#### What you are asked to do:
Output exactly the lines between the line that contains "Give me the" and the last line of the material, counting both.

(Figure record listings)
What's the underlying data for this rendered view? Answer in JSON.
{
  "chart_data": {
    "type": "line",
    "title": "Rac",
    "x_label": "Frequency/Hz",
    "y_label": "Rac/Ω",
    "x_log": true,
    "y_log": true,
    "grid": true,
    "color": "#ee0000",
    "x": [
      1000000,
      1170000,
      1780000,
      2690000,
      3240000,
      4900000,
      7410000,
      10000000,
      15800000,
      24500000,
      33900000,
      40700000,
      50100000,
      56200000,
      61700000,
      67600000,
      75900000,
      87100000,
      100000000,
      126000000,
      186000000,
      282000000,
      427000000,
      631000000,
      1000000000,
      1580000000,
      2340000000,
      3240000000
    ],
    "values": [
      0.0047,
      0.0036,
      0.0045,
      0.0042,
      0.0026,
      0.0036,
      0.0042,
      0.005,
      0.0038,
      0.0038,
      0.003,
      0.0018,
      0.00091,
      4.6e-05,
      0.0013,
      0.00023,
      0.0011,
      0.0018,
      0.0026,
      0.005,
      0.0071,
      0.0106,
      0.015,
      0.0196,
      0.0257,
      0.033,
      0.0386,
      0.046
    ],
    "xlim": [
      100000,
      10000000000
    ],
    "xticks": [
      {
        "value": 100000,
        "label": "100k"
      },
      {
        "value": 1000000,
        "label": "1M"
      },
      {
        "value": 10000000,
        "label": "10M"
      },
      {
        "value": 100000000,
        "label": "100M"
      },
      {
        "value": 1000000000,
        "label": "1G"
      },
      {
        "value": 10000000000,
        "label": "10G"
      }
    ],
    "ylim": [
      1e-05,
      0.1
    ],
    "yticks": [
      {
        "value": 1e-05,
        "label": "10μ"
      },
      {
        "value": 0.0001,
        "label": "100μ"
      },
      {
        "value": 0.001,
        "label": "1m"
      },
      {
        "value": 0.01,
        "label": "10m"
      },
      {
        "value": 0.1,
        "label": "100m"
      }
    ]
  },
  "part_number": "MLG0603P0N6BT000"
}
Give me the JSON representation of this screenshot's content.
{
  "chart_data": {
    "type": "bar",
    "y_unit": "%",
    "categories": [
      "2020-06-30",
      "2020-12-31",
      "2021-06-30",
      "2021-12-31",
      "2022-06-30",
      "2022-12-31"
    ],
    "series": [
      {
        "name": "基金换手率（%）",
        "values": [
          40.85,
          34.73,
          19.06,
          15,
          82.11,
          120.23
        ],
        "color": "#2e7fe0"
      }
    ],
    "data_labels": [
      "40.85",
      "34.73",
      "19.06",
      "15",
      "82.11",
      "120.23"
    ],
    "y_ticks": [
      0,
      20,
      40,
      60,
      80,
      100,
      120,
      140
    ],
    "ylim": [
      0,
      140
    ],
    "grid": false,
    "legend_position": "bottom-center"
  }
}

#### Correct response:
Give me the JSON representation of this screenshot's content.
{
  "chart_data": {
    "type": "bar",
    "y_unit": "%",
    "categories": [
      "2020-06-30",
      "2020-12-31",
      "2021-06-30",
      "2021-12-31",
      "2022-06-30",
      "2022-12-31"
    ],
    "series": [
      {
        "name": "基金换手率（%）",
        "values": [
          40.85,
          34.73,
          19.06,
          15,
          82.11,
          120.23
        ],
        "color": "#2e7fe0"
      }
    ],
    "data_labels": [
      "40.85",
      "34.73",
      "19.06",
      "15",
      "82.11",
      "120.23"
    ],
    "y_ticks": [
      0,
      20,
      40,
      60,
      80,
      100,
      120,
      140
    ],
    "ylim": [
      0,
      140
    ],
    "grid": false,
    "legend_position": "bottom-center"
  }
}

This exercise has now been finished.